EXCERPTED PASSAGE:
◆ ◆ ◆
David Cronenberg to write and direct Keith Harris biopic

19/02/2012 11:27

Controversial Canadian director David Cronenberg has announced plans for his next major feature, a dramatisation of the life and work of the British ventriloquist and entertainer Keith Harris.

Trooping the Dogmess - The FigBetween them, Cronenberg and Harris produced some of the most thought provoking and disturbing images of the 1980s.

Harris shot to fame in the early 1980s, appearing in several Royal Variety performances and starring in his own "Keith Harris TV Show" which ran till 1990. At the same time, Cronenberg was exploring the dichotomy between body and mind in his breakthrough works "Videodrome" and "The Fly".

"Keith and I have been exploring similar themes for years" explained Cronenberg, "namely tech-induced mutation and the subconscious made flesh. For Harris, the flesh happens to be an incontinent duck, but our central artistic vision remains the same."

Though the film is still in pre-production, Hollywood insiders suspect that the role of Harris may be played Samuel L Jackson. He won an Oscar nomination for his portrayal of another bubble-permed philosopher in 1994's 'Pulp Fiction', so the Harris role is within his scope. Meanwhile Robert DeNiro, a long time admirer of the British ventriloquist, is said to be 'very interested' in the supporting role of Cuddles the Monkey.

Having released a series of critically acclaimed but commercially unsuccessful horror films in the seventies, 1983 saw Cronenberg gain mainstream acceptance with 'The Dead Zone', based on a Stephen King novel. In the same year, Harris's single 'I Wish I Could Fly' sold over 400'000 copies in the UK - a track which the Canadian auteur is quick to defend. "It's derided as one of the most hated singles of the 1980s, but 'I Wish I Could Fly' is laden with Freudian metaphor - and deserves more considered listening.

"Has anyone asked themselves, for instance, why Orville isn't able to fly? On one level, it's the fact that Keith's forearm is buried deep inside Orville's colon. But it also highlights the parasitic nature of Harris's and Orville's relationship - and by definition, the parasitic dynamic between all ventriloquists and their puppets. My film seeks to explore who is feeding on who, and what Orville's nappy (worn at the point where the duck is penetrated by his master) is hiding."
◆ ◆ ◆
(Material from a data source)
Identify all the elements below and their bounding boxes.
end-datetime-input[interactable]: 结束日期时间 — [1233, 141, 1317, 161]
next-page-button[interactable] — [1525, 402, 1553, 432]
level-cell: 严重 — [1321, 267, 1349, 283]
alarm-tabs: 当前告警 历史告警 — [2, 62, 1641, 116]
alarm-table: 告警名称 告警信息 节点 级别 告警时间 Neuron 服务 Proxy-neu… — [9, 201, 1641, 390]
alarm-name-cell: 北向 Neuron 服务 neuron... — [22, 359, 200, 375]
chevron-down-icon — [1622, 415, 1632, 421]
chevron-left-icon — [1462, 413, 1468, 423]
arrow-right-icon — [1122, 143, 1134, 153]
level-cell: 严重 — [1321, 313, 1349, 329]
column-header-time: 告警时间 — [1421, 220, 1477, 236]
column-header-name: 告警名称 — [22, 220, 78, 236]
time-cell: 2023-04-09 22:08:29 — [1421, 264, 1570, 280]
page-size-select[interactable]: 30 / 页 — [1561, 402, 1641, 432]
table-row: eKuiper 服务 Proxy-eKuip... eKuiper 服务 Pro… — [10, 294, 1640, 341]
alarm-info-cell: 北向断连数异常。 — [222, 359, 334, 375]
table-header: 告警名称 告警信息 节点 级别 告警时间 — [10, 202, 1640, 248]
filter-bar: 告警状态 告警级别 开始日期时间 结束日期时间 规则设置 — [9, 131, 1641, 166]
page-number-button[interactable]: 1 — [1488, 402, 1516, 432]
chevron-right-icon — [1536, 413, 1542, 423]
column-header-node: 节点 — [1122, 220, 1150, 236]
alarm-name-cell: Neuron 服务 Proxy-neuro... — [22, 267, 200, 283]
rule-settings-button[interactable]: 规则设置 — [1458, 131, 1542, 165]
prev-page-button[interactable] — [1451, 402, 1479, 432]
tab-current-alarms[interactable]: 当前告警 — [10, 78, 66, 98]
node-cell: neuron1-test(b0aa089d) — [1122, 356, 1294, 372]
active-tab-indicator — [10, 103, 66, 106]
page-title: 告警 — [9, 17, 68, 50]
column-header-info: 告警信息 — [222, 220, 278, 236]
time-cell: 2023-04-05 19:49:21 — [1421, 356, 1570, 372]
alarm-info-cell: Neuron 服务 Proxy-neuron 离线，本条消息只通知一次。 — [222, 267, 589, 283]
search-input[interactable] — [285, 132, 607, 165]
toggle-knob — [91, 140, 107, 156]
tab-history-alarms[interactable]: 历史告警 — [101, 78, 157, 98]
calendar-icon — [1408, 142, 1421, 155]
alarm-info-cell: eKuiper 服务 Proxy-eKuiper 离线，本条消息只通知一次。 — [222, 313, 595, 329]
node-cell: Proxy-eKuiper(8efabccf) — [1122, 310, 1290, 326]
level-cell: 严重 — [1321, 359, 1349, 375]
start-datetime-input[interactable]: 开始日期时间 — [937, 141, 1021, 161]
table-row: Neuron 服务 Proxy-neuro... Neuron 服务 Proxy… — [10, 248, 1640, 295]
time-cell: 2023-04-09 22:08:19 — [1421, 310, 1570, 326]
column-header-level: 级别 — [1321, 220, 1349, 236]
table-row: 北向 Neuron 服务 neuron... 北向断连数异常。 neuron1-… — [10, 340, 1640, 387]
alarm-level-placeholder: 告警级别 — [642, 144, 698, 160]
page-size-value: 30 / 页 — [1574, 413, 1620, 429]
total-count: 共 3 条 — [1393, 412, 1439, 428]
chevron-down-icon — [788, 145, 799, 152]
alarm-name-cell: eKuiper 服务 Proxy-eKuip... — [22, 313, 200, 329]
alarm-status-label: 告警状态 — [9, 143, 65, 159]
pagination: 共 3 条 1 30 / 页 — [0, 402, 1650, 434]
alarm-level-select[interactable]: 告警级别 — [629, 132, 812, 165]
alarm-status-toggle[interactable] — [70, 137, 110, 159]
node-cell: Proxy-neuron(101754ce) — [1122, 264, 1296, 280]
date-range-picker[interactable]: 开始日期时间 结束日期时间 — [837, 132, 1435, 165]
◆ ◆ ◆
WORK TO COMPLETE:
A: Please return the passage of the Cronenberg article between "Controversial Canadian director" and "entertainer Keith Harris.", inclusive.
B: Decide whether each statement agrees with the Cronenberg article, answering yes or no and quoting the deciding words: (i) Harris's own TV show ran until 1990. (ii) Robert DeNiro is said to be interested in playing Keith Harris. (iii) 'The Dead Zone' was based on a Stephen King novel.

SOLVED PROBLEMS:
A:
Controversial Canadian director David Cronenberg has announced plans for his next major feature, a dramatisation of the life and work of the British ventriloquist and entertainer Keith Harris.

B:
(i) Yes: starring in his own "Keith Harris TV Show" which ran till 1990
(ii) No: is said to be 'very interested' in the supporting role of Cuddles the Monkey
(iii) Yes: 'The Dead Zone', based on a Stephen King novel